- The problem -
Identify the lines that contain the string "town" and copy all of them.
___ Stored records ___
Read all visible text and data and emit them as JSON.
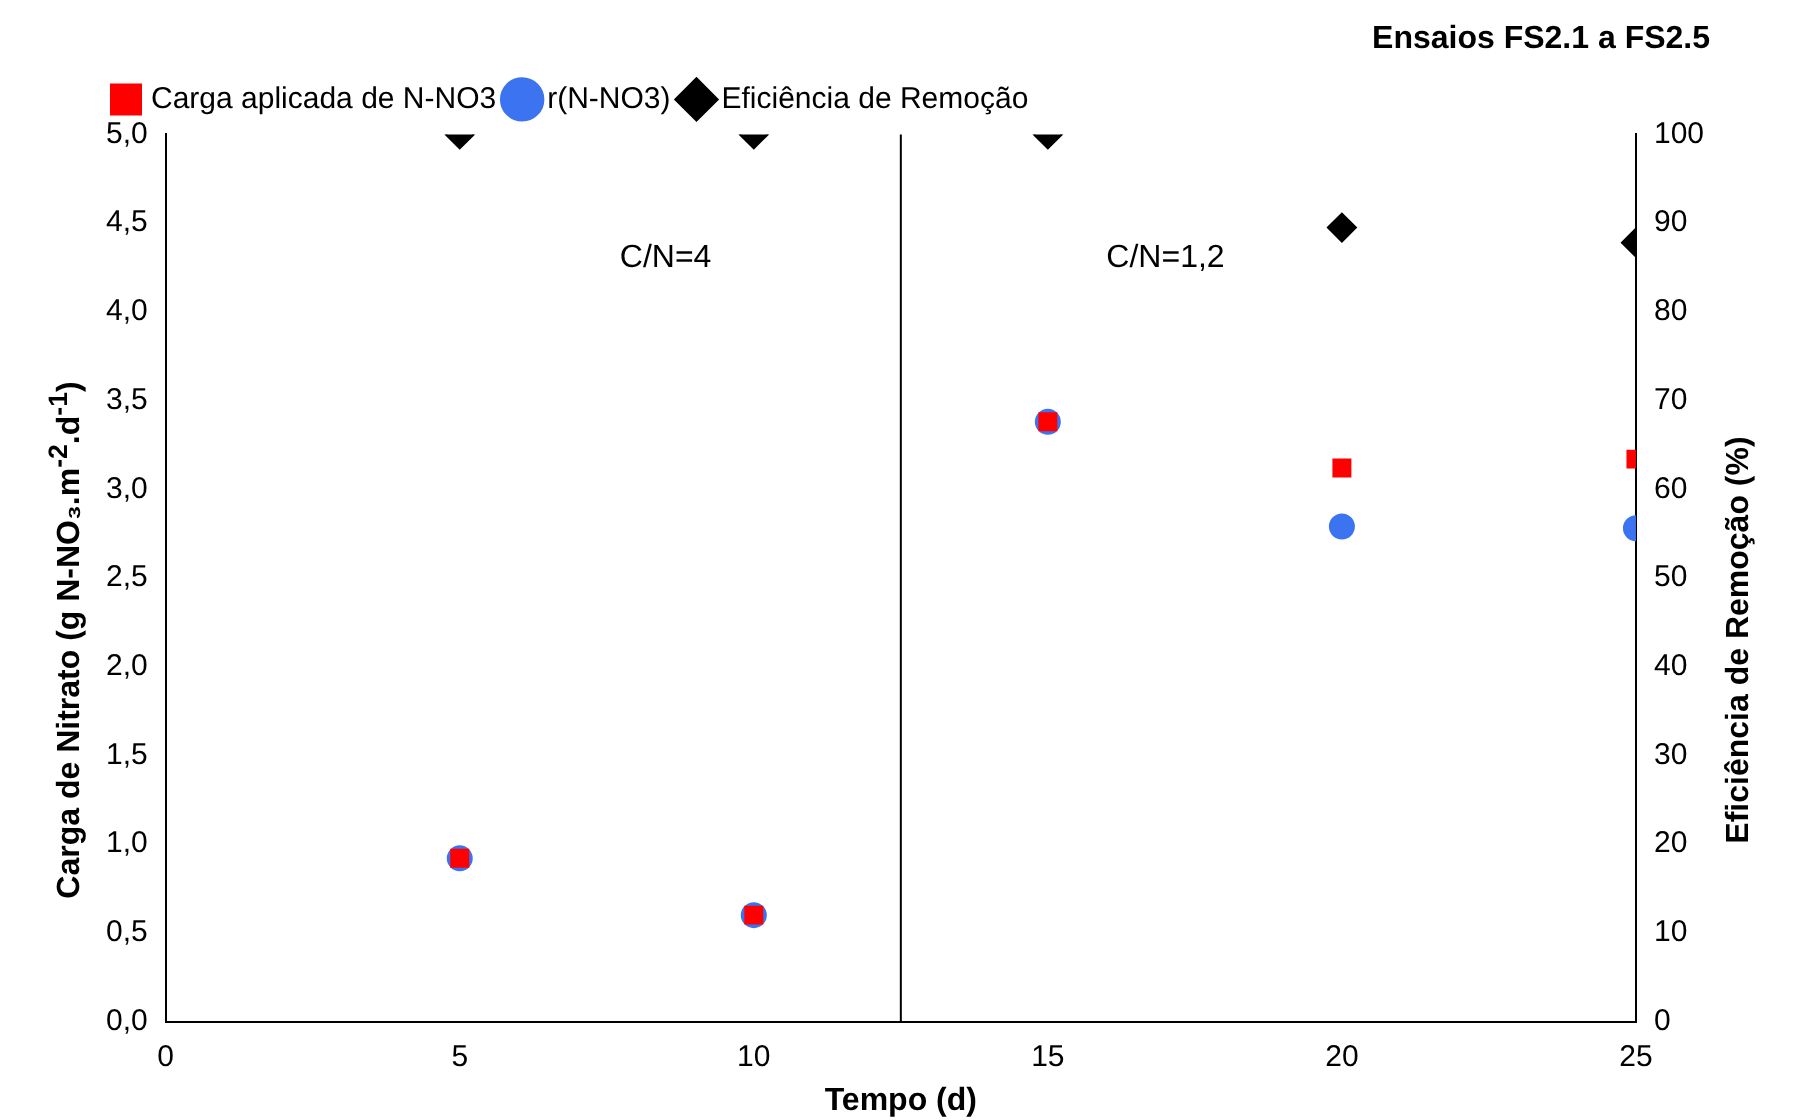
{
  "chart_data": {
    "type": "scatter",
    "title": "Ensaios FS2.1 a FS2.5",
    "xlabel": "Tempo (d)",
    "ylabel": "Carga de Nitrato (g N-NO₃.m$^{-2}$.d$^{-1}$)",
    "y2label": "Eficiência de Remoção (%)",
    "x": [
      5,
      10,
      15,
      20,
      25
    ],
    "series": [
      {
        "name": "Carga aplicada de N-NO3",
        "color": "#ff0000",
        "marker": "square",
        "values": [
          0.92,
          0.6,
          3.38,
          3.12,
          3.17
        ]
      },
      {
        "name": "r(N-NO3)",
        "color": "#3b73f0",
        "marker": "circle",
        "values": [
          0.92,
          0.6,
          3.38,
          2.79,
          2.78
        ]
      },
      {
        "name": "Eficiência de Remoção",
        "color": "#000000",
        "marker": "diamond",
        "axis": "y2",
        "values": [
          100,
          100,
          100,
          89.5,
          87.8
        ]
      }
    ],
    "xlim": [
      0,
      25
    ],
    "xticks": [
      0,
      5,
      10,
      15,
      20,
      25
    ],
    "ylim": [
      0,
      5
    ],
    "yticks": [
      {
        "value": 0,
        "label": "0,0"
      },
      {
        "value": 0.5,
        "label": "0,5"
      },
      {
        "value": 1,
        "label": "1,0"
      },
      {
        "value": 1.5,
        "label": "1,5"
      },
      {
        "value": 2,
        "label": "2,0"
      },
      {
        "value": 2.5,
        "label": "2,5"
      },
      {
        "value": 3,
        "label": "3,0"
      },
      {
        "value": 3.5,
        "label": "3,5"
      },
      {
        "value": 4,
        "label": "4,0"
      },
      {
        "value": 4.5,
        "label": "4,5"
      },
      {
        "value": 5,
        "label": "5,0"
      }
    ],
    "y2lim": [
      0,
      100
    ],
    "y2ticks": [
      0,
      10,
      20,
      30,
      40,
      50,
      60,
      70,
      80,
      90,
      100
    ],
    "ref_lines": [
      {
        "axis": "x",
        "value": 12.5,
        "color": "#000000"
      }
    ],
    "annotations": [
      "C/N=4",
      "C/N=1,2"
    ],
    "grid": false,
    "legend": "top left"
  }
}
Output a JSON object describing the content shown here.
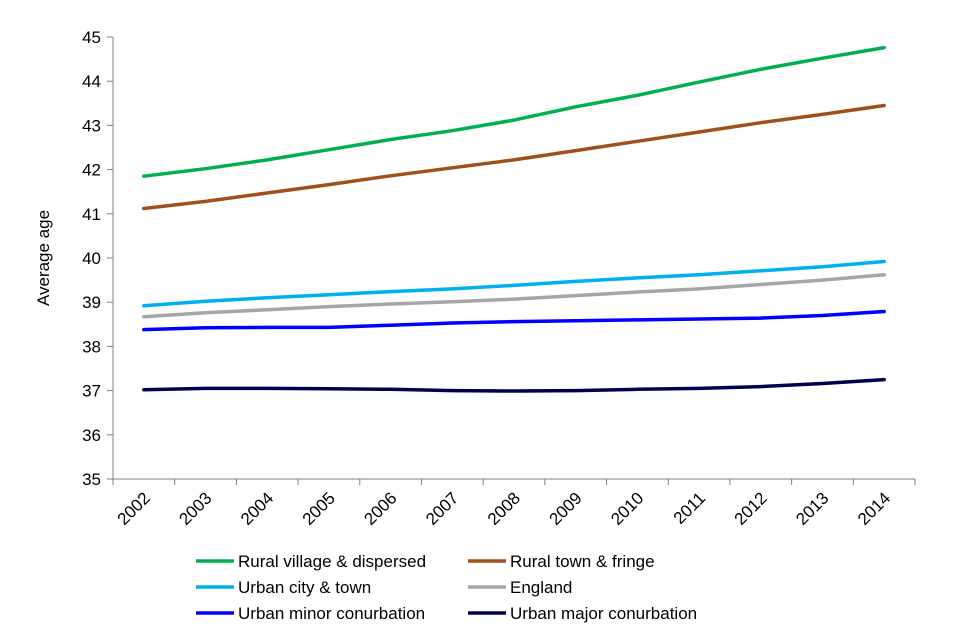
{
  "chart_data": {
    "type": "line",
    "title": "",
    "xlabel": "",
    "ylabel": "Average age",
    "ylim": [
      35,
      45
    ],
    "y_ticks": [
      35,
      36,
      37,
      38,
      39,
      40,
      41,
      42,
      43,
      44,
      45
    ],
    "grid": false,
    "legend_position": "bottom",
    "categories": [
      "2002",
      "2003",
      "2004",
      "2005",
      "2006",
      "2007",
      "2008",
      "2009",
      "2010",
      "2011",
      "2012",
      "2013",
      "2014"
    ],
    "series": [
      {
        "name": "Rural village & dispersed",
        "color": "#00B050",
        "values": [
          41.85,
          42.02,
          42.22,
          42.45,
          42.68,
          42.88,
          43.12,
          43.42,
          43.68,
          43.98,
          44.27,
          44.52,
          44.76
        ]
      },
      {
        "name": "Rural town & fringe",
        "color": "#A0501A",
        "values": [
          41.12,
          41.28,
          41.47,
          41.66,
          41.86,
          42.04,
          42.22,
          42.43,
          42.64,
          42.85,
          43.06,
          43.25,
          43.45
        ]
      },
      {
        "name": "Urban city & town",
        "color": "#00B0F0",
        "values": [
          38.92,
          39.02,
          39.1,
          39.17,
          39.24,
          39.3,
          39.38,
          39.47,
          39.55,
          39.62,
          39.71,
          39.8,
          39.92
        ]
      },
      {
        "name": "England",
        "color": "#A6A6A6",
        "values": [
          38.67,
          38.76,
          38.83,
          38.9,
          38.96,
          39.01,
          39.07,
          39.15,
          39.23,
          39.3,
          39.4,
          39.5,
          39.62
        ]
      },
      {
        "name": "Urban minor conurbation",
        "color": "#0000FF",
        "values": [
          38.38,
          38.42,
          38.43,
          38.43,
          38.48,
          38.53,
          38.56,
          38.58,
          38.6,
          38.62,
          38.64,
          38.7,
          38.79
        ]
      },
      {
        "name": "Urban major conurbation",
        "color": "#000050",
        "values": [
          37.02,
          37.05,
          37.05,
          37.04,
          37.03,
          37.0,
          36.99,
          37.0,
          37.03,
          37.05,
          37.09,
          37.16,
          37.25
        ]
      }
    ]
  }
}
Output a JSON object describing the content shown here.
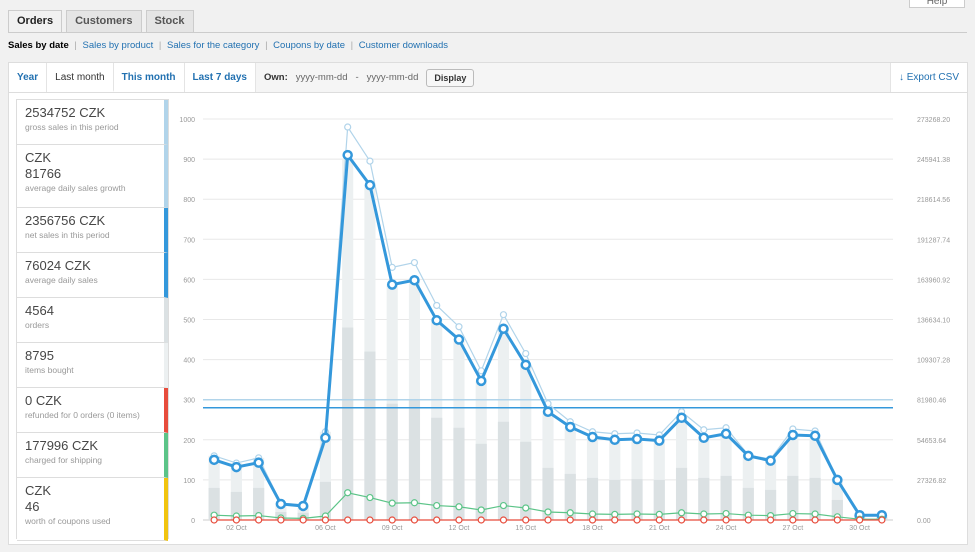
{
  "tabs": [
    {
      "label": "Orders",
      "active": true
    },
    {
      "label": "Customers",
      "active": false
    },
    {
      "label": "Stock",
      "active": false
    }
  ],
  "help_label": "Help",
  "subnav": {
    "current": "Sales by date",
    "links": [
      "Sales by product",
      "Sales for the category",
      "Coupons by date",
      "Customer downloads"
    ]
  },
  "ranges": {
    "year": "Year",
    "last_month": "Last month",
    "this_month": "This month",
    "last_7_days": "Last 7 days",
    "own_label": "Own:",
    "own_from": "yyyy-mm-dd",
    "own_dash": "-",
    "own_to": "yyyy-mm-dd",
    "display": "Display",
    "export": "Export CSV"
  },
  "legend": [
    {
      "value": "2534752  CZK",
      "label": "gross sales in this period",
      "color": "#b1d4ea"
    },
    {
      "value": "CZK\n81766",
      "label": "average daily sales growth",
      "color": "#b1d4ea"
    },
    {
      "value": "2356756  CZK",
      "label": "net sales in this period",
      "color": "#3498db"
    },
    {
      "value": "76024  CZK",
      "label": "average daily sales",
      "color": "#3498db"
    },
    {
      "value": "4564",
      "label": "orders",
      "color": "#dbe1e3"
    },
    {
      "value": "8795",
      "label": "items bought",
      "color": "#ecf0f1"
    },
    {
      "value": "0  CZK",
      "label": "refunded for 0 orders (0 items)",
      "color": "#e74c3c"
    },
    {
      "value": "177996  CZK",
      "label": "charged for shipping",
      "color": "#5cc488"
    },
    {
      "value": "CZK\n46",
      "label": "worth of coupons used",
      "color": "#f1c40f"
    }
  ],
  "chart_data": {
    "type": "line",
    "x": [
      "01 Oct",
      "02 Oct",
      "03 Oct",
      "04 Oct",
      "05 Oct",
      "06 Oct",
      "07 Oct",
      "08 Oct",
      "09 Oct",
      "10 Oct",
      "11 Oct",
      "12 Oct",
      "13 Oct",
      "14 Oct",
      "15 Oct",
      "16 Oct",
      "17 Oct",
      "18 Oct",
      "19 Oct",
      "20 Oct",
      "21 Oct",
      "22 Oct",
      "23 Oct",
      "24 Oct",
      "25 Oct",
      "26 Oct",
      "27 Oct",
      "28 Oct",
      "29 Oct",
      "30 Oct",
      "31 Oct"
    ],
    "xtick_labels": [
      "02 Oct",
      "06 Oct",
      "09 Oct",
      "12 Oct",
      "15 Oct",
      "18 Oct",
      "21 Oct",
      "24 Oct",
      "27 Oct",
      "30 Oct"
    ],
    "yticks_left": [
      "0",
      "100",
      "200",
      "300",
      "400",
      "500",
      "600",
      "700",
      "800",
      "900",
      "1000"
    ],
    "yticks_right": [
      "0.00",
      "27326.82",
      "54653.64",
      "81980.46",
      "109307.28",
      "136634.10",
      "163960.92",
      "191287.74",
      "218614.56",
      "245941.38",
      "273268.20"
    ],
    "ylim": [
      0,
      1000
    ],
    "series": [
      {
        "values": [
          160,
          142,
          155,
          42,
          38,
          220,
          980,
          895,
          630,
          642,
          535,
          482,
          372,
          512,
          415,
          290,
          245,
          220,
          215,
          217,
          212,
          270,
          225,
          230,
          162,
          152,
          227,
          222,
          102,
          13,
          12
        ],
        "color": "#b1d4ea"
      },
      {
        "values": [
          150,
          132,
          143,
          40,
          35,
          205,
          910,
          835,
          587,
          598,
          498,
          450,
          347,
          477,
          387,
          270,
          232,
          207,
          200,
          202,
          198,
          255,
          205,
          215,
          160,
          148,
          212,
          210,
          100,
          12,
          12
        ],
        "color": "#3498db"
      },
      {
        "values": [
          12,
          10,
          11,
          5,
          4,
          10,
          68,
          56,
          42,
          43,
          36,
          33,
          25,
          36,
          30,
          20,
          18,
          15,
          14,
          15,
          14,
          18,
          15,
          16,
          12,
          11,
          16,
          15,
          8,
          2,
          2
        ],
        "color": "#5cc488"
      },
      {
        "values": [
          0,
          0,
          0,
          0,
          0,
          0,
          0,
          0,
          0,
          0,
          0,
          0,
          0,
          0,
          0,
          0,
          0,
          0,
          0,
          0,
          0,
          0,
          0,
          0,
          0,
          0,
          0,
          0,
          0,
          0,
          0
        ],
        "color": "#e74c3c"
      }
    ],
    "bars_orders": [
      80,
      70,
      80,
      20,
      18,
      95,
      480,
      420,
      290,
      300,
      255,
      230,
      190,
      245,
      195,
      130,
      115,
      105,
      100,
      102,
      100,
      130,
      105,
      110,
      80,
      75,
      110,
      105,
      50,
      6,
      6
    ],
    "bars_items": [
      160,
      142,
      155,
      42,
      38,
      220,
      900,
      835,
      587,
      598,
      498,
      450,
      347,
      477,
      387,
      270,
      232,
      207,
      200,
      202,
      198,
      255,
      205,
      215,
      160,
      148,
      212,
      210,
      100,
      12,
      12
    ],
    "average_lines": [
      {
        "value": 300,
        "color": "#b1d4ea"
      },
      {
        "value": 280,
        "color": "#3498db"
      }
    ]
  }
}
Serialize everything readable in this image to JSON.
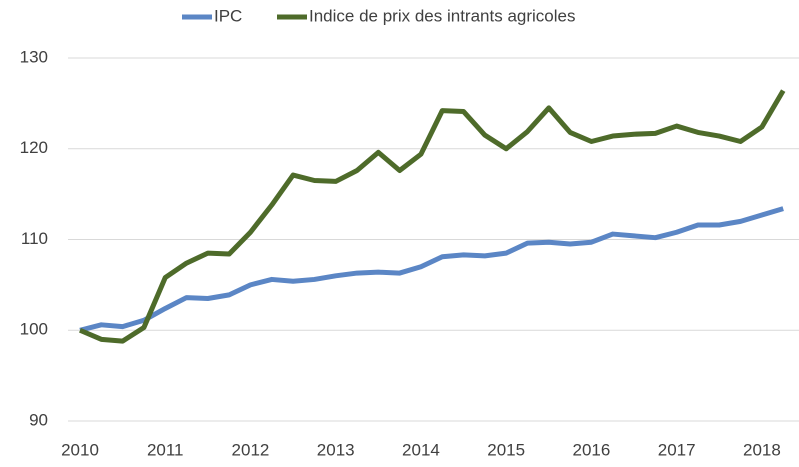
___
- Solution for this task -
        "name": "Rural town & fringe",
        "name": "Urban city & town",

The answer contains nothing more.